### MATERIAL FOR THE TASK
• • •

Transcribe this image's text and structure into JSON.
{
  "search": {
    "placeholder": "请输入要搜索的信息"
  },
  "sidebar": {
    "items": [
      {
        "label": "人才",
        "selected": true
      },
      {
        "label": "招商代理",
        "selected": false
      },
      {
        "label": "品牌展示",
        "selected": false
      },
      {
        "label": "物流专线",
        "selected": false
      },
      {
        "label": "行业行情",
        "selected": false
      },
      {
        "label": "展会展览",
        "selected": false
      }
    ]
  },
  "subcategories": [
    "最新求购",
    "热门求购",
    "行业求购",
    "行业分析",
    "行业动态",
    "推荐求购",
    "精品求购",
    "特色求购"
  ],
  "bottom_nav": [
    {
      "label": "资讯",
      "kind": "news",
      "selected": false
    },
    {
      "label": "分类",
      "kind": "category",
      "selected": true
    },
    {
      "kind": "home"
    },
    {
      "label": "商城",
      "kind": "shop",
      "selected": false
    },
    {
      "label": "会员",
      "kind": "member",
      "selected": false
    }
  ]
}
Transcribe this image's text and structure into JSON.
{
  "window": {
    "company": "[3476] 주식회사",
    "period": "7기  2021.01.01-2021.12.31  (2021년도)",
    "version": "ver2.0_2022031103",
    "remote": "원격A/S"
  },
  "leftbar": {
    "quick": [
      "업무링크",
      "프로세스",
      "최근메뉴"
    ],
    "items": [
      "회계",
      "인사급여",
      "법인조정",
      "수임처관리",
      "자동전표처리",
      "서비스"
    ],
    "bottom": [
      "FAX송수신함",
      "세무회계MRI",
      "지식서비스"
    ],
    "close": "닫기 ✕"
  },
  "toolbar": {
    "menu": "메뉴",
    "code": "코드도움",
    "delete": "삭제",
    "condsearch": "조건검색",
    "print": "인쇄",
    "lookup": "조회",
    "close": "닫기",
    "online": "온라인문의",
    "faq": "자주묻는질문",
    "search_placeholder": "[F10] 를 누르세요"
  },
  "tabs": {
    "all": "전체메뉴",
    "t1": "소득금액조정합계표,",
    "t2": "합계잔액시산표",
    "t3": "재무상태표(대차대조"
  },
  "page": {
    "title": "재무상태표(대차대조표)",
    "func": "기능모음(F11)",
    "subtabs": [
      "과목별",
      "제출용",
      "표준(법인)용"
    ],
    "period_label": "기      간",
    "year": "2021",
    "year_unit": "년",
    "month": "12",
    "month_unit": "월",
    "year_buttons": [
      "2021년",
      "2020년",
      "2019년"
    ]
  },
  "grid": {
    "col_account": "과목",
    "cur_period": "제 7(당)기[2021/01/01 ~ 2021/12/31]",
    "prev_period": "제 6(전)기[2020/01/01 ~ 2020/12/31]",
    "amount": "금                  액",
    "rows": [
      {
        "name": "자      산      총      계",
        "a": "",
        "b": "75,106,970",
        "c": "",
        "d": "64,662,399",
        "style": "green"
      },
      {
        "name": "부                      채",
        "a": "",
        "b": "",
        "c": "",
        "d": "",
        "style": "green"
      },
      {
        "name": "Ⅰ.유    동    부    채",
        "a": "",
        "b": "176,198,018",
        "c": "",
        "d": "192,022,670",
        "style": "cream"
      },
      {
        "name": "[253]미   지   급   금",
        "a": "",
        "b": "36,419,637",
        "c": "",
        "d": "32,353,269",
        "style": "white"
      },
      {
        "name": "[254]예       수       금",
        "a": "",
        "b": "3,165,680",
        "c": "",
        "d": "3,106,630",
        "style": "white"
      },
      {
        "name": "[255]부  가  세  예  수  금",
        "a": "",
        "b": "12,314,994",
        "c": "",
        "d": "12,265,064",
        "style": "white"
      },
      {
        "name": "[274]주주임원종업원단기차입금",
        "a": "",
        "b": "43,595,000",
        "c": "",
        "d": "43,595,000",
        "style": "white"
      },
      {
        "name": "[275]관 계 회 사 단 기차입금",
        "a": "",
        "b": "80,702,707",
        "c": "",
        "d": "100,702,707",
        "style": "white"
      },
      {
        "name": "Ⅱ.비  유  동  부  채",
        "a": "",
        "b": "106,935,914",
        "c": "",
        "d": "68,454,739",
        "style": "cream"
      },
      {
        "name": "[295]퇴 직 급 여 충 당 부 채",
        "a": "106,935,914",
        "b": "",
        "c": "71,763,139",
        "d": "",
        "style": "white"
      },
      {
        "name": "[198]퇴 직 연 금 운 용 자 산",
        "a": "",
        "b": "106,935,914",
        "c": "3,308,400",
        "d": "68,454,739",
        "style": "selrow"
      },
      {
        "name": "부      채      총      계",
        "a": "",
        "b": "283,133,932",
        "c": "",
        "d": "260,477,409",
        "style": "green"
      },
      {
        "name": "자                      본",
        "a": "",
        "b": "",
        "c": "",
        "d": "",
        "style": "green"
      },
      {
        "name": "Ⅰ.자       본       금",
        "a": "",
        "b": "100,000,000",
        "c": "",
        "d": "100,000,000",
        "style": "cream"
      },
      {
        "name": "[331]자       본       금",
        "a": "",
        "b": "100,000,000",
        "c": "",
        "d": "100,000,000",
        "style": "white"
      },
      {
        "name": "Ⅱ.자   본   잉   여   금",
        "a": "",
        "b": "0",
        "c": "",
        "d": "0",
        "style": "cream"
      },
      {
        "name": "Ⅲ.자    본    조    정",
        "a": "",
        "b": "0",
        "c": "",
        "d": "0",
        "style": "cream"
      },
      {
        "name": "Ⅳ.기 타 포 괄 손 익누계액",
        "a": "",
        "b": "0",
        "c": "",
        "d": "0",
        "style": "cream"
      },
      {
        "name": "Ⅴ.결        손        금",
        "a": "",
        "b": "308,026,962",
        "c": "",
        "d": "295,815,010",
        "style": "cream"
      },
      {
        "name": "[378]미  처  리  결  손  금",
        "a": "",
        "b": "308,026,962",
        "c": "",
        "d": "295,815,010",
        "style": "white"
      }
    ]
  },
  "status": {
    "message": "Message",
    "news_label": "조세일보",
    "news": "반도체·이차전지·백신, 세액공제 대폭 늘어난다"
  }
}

• • •

### EXERCISE AIM
Extract each entry in full and write it down exactly.

### EXPECTED OUTPUT
Transcribe this image's text and structure into JSON.
{
  "search": {
    "placeholder": "请输入要搜索的信息"
  },
  "sidebar": {
    "items": [
      {
        "label": "人才",
        "selected": true
      },
      {
        "label": "招商代理",
        "selected": false
      },
      {
        "label": "品牌展示",
        "selected": false
      },
      {
        "label": "物流专线",
        "selected": false
      },
      {
        "label": "行业行情",
        "selected": false
      },
      {
        "label": "展会展览",
        "selected": false
      }
    ]
  },
  "subcategories": [
    "最新求购",
    "热门求购",
    "行业求购",
    "行业分析",
    "行业动态",
    "推荐求购",
    "精品求购",
    "特色求购"
  ],
  "bottom_nav": [
    {
      "label": "资讯",
      "kind": "news",
      "selected": false
    },
    {
      "label": "分类",
      "kind": "category",
      "selected": true
    },
    {
      "kind": "home"
    },
    {
      "label": "商城",
      "kind": "shop",
      "selected": false
    },
    {
      "label": "会员",
      "kind": "member",
      "selected": false
    }
  ]
}
Transcribe this image's text and structure into JSON.
{
  "window": {
    "company": "[3476] 주식회사",
    "period": "7기  2021.01.01-2021.12.31  (2021년도)",
    "version": "ver2.0_2022031103",
    "remote": "원격A/S"
  },
  "leftbar": {
    "quick": [
      "업무링크",
      "프로세스",
      "최근메뉴"
    ],
    "items": [
      "회계",
      "인사급여",
      "법인조정",
      "수임처관리",
      "자동전표처리",
      "서비스"
    ],
    "bottom": [
      "FAX송수신함",
      "세무회계MRI",
      "지식서비스"
    ],
    "close": "닫기 ✕"
  },
  "toolbar": {
    "menu": "메뉴",
    "code": "코드도움",
    "delete": "삭제",
    "condsearch": "조건검색",
    "print": "인쇄",
    "lookup": "조회",
    "close": "닫기",
    "online": "온라인문의",
    "faq": "자주묻는질문",
    "search_placeholder": "[F10] 를 누르세요"
  },
  "tabs": {
    "all": "전체메뉴",
    "t1": "소득금액조정합계표,",
    "t2": "합계잔액시산표",
    "t3": "재무상태표(대차대조"
  },
  "page": {
    "title": "재무상태표(대차대조표)",
    "func": "기능모음(F11)",
    "subtabs": [
      "과목별",
      "제출용",
      "표준(법인)용"
    ],
    "period_label": "기      간",
    "year": "2021",
    "year_unit": "년",
    "month": "12",
    "month_unit": "월",
    "year_buttons": [
      "2021년",
      "2020년",
      "2019년"
    ]
  },
  "grid": {
    "col_account": "과목",
    "cur_period": "제 7(당)기[2021/01/01 ~ 2021/12/31]",
    "prev_period": "제 6(전)기[2020/01/01 ~ 2020/12/31]",
    "amount": "금                  액",
    "rows": [
      {
        "name": "자      산      총      계",
        "a": "",
        "b": "75,106,970",
        "c": "",
        "d": "64,662,399",
        "style": "green"
      },
      {
        "name": "부                      채",
        "a": "",
        "b": "",
        "c": "",
        "d": "",
        "style": "green"
      },
      {
        "name": "Ⅰ.유    동    부    채",
        "a": "",
        "b": "176,198,018",
        "c": "",
        "d": "192,022,670",
        "style": "cream"
      },
      {
        "name": "[253]미   지   급   금",
        "a": "",
        "b": "36,419,637",
        "c": "",
        "d": "32,353,269",
        "style": "white"
      },
      {
        "name": "[254]예       수       금",
        "a": "",
        "b": "3,165,680",
        "c": "",
        "d": "3,106,630",
        "style": "white"
      },
      {
        "name": "[255]부  가  세  예  수  금",
        "a": "",
        "b": "12,314,994",
        "c": "",
        "d": "12,265,064",
        "style": "white"
      },
      {
        "name": "[274]주주임원종업원단기차입금",
        "a": "",
        "b": "43,595,000",
        "c": "",
        "d": "43,595,000",
        "style": "white"
      },
      {
        "name": "[275]관 계 회 사 단 기차입금",
        "a": "",
        "b": "80,702,707",
        "c": "",
        "d": "100,702,707",
        "style": "white"
      },
      {
        "name": "Ⅱ.비  유  동  부  채",
        "a": "",
        "b": "106,935,914",
        "c": "",
        "d": "68,454,739",
        "style": "cream"
      },
      {
        "name": "[295]퇴 직 급 여 충 당 부 채",
        "a": "106,935,914",
        "b": "",
        "c": "71,763,139",
        "d": "",
        "style": "white"
      },
      {
        "name": "[198]퇴 직 연 금 운 용 자 산",
        "a": "",
        "b": "106,935,914",
        "c": "3,308,400",
        "d": "68,454,739",
        "style": "selrow"
      },
      {
        "name": "부      채      총      계",
        "a": "",
        "b": "283,133,932",
        "c": "",
        "d": "260,477,409",
        "style": "green"
      },
      {
        "name": "자                      본",
        "a": "",
        "b": "",
        "c": "",
        "d": "",
        "style": "green"
      },
      {
        "name": "Ⅰ.자       본       금",
        "a": "",
        "b": "100,000,000",
        "c": "",
        "d": "100,000,000",
        "style": "cream"
      },
      {
        "name": "[331]자       본       금",
        "a": "",
        "b": "100,000,000",
        "c": "",
        "d": "100,000,000",
        "style": "white"
      },
      {
        "name": "Ⅱ.자   본   잉   여   금",
        "a": "",
        "b": "0",
        "c": "",
        "d": "0",
        "style": "cream"
      },
      {
        "name": "Ⅲ.자    본    조    정",
        "a": "",
        "b": "0",
        "c": "",
        "d": "0",
        "style": "cream"
      },
      {
        "name": "Ⅳ.기 타 포 괄 손 익누계액",
        "a": "",
        "b": "0",
        "c": "",
        "d": "0",
        "style": "cream"
      },
      {
        "name": "Ⅴ.결        손        금",
        "a": "",
        "b": "308,026,962",
        "c": "",
        "d": "295,815,010",
        "style": "cream"
      },
      {
        "name": "[378]미  처  리  결  손  금",
        "a": "",
        "b": "308,026,962",
        "c": "",
        "d": "295,815,010",
        "style": "white"
      }
    ]
  },
  "status": {
    "message": "Message",
    "news_label": "조세일보",
    "news": "반도체·이차전지·백신, 세액공제 대폭 늘어난다"
  }
}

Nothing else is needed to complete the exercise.